**WHAT TO PRODUCE:**
Exactly reproduce the line containing "Give me a plain-text" together with every line after it, through the end of the entries, and give nothing more.

* * * * * * *

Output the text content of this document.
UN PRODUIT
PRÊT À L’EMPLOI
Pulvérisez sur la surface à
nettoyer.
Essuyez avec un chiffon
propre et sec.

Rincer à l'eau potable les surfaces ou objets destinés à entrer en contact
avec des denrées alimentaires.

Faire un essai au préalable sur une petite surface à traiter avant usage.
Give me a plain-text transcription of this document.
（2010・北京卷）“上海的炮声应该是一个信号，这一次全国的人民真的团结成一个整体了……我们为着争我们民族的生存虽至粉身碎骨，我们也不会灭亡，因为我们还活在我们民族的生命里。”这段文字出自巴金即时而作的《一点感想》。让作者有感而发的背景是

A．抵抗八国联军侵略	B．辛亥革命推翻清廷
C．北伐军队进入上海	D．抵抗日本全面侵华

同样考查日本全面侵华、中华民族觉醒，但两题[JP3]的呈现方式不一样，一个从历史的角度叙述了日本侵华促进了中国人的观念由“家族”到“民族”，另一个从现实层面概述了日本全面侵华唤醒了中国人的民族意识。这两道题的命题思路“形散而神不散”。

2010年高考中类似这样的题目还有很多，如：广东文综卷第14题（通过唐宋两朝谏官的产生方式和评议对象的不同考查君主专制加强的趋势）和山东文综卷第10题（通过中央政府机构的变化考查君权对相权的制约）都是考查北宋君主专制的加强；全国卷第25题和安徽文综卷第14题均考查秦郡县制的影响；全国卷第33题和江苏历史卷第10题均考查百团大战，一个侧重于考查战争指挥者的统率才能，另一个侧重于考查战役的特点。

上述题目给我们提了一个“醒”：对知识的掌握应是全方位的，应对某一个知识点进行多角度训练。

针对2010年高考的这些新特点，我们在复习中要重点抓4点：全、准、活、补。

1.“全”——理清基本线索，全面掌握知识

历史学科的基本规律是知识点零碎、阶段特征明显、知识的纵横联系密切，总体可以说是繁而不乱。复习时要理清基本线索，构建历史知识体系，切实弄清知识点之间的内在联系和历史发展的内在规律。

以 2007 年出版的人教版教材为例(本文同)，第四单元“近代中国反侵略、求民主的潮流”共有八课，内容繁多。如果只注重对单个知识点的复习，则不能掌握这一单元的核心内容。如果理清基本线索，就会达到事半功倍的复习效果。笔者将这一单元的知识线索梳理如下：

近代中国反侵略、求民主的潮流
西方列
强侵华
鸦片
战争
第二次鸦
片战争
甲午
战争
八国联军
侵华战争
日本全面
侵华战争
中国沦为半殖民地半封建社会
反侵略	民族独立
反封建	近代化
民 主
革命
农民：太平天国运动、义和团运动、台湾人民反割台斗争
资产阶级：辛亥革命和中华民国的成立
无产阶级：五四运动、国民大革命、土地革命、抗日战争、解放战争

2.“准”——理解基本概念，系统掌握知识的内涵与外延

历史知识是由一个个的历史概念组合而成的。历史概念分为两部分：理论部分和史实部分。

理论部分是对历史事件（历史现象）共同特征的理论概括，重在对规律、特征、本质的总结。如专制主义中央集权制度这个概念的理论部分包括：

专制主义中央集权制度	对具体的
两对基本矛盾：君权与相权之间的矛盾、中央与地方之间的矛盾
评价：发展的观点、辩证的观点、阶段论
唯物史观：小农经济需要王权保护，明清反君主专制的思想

* * * * * * *

**RESPONSE TO THIS TASK:**
Give me a plain-text transcription of this document.
（2010・北京卷）“上海的炮声应该是一个信号，这一次全国的人民真的团结成一个整体了……我们为着争我们民族的生存虽至粉身碎骨，我们也不会灭亡，因为我们还活在我们民族的生命里。”这段文字出自巴金即时而作的《一点感想》。让作者有感而发的背景是

A．抵抗八国联军侵略	B．辛亥革命推翻清廷
C．北伐军队进入上海	D．抵抗日本全面侵华

同样考查日本全面侵华、中华民族觉醒，但两题[JP3]的呈现方式不一样，一个从历史的角度叙述了日本侵华促进了中国人的观念由“家族”到“民族”，另一个从现实层面概述了日本全面侵华唤醒了中国人的民族意识。这两道题的命题思路“形散而神不散”。

2010年高考中类似这样的题目还有很多，如：广东文综卷第14题（通过唐宋两朝谏官的产生方式和评议对象的不同考查君主专制加强的趋势）和山东文综卷第10题（通过中央政府机构的变化考查君权对相权的制约）都是考查北宋君主专制的加强；全国卷第25题和安徽文综卷第14题均考查秦郡县制的影响；全国卷第33题和江苏历史卷第10题均考查百团大战，一个侧重于考查战争指挥者的统率才能，另一个侧重于考查战役的特点。

上述题目给我们提了一个“醒”：对知识的掌握应是全方位的，应对某一个知识点进行多角度训练。

针对2010年高考的这些新特点，我们在复习中要重点抓4点：全、准、活、补。

1.“全”——理清基本线索，全面掌握知识

历史学科的基本规律是知识点零碎、阶段特征明显、知识的纵横联系密切，总体可以说是繁而不乱。复习时要理清基本线索，构建历史知识体系，切实弄清知识点之间的内在联系和历史发展的内在规律。

以 2007 年出版的人教版教材为例(本文同)，第四单元“近代中国反侵略、求民主的潮流”共有八课，内容繁多。如果只注重对单个知识点的复习，则不能掌握这一单元的核心内容。如果理清基本线索，就会达到事半功倍的复习效果。笔者将这一单元的知识线索梳理如下：

近代中国反侵略、求民主的潮流
西方列
强侵华
鸦片
战争
第二次鸦
片战争
甲午
战争
八国联军
侵华战争
日本全面
侵华战争
中国沦为半殖民地半封建社会
反侵略	民族独立
反封建	近代化
民 主
革命
农民：太平天国运动、义和团运动、台湾人民反割台斗争
资产阶级：辛亥革命和中华民国的成立
无产阶级：五四运动、国民大革命、土地革命、抗日战争、解放战争

2.“准”——理解基本概念，系统掌握知识的内涵与外延

历史知识是由一个个的历史概念组合而成的。历史概念分为两部分：理论部分和史实部分。

理论部分是对历史事件（历史现象）共同特征的理论概括，重在对规律、特征、本质的总结。如专制主义中央集权制度这个概念的理论部分包括：

专制主义中央集权制度	对具体的
两对基本矛盾：君权与相权之间的矛盾、中央与地方之间的矛盾
评价：发展的观点、辩证的观点、阶段论
唯物史观：小农经济需要王权保护，明清反君主专制的思想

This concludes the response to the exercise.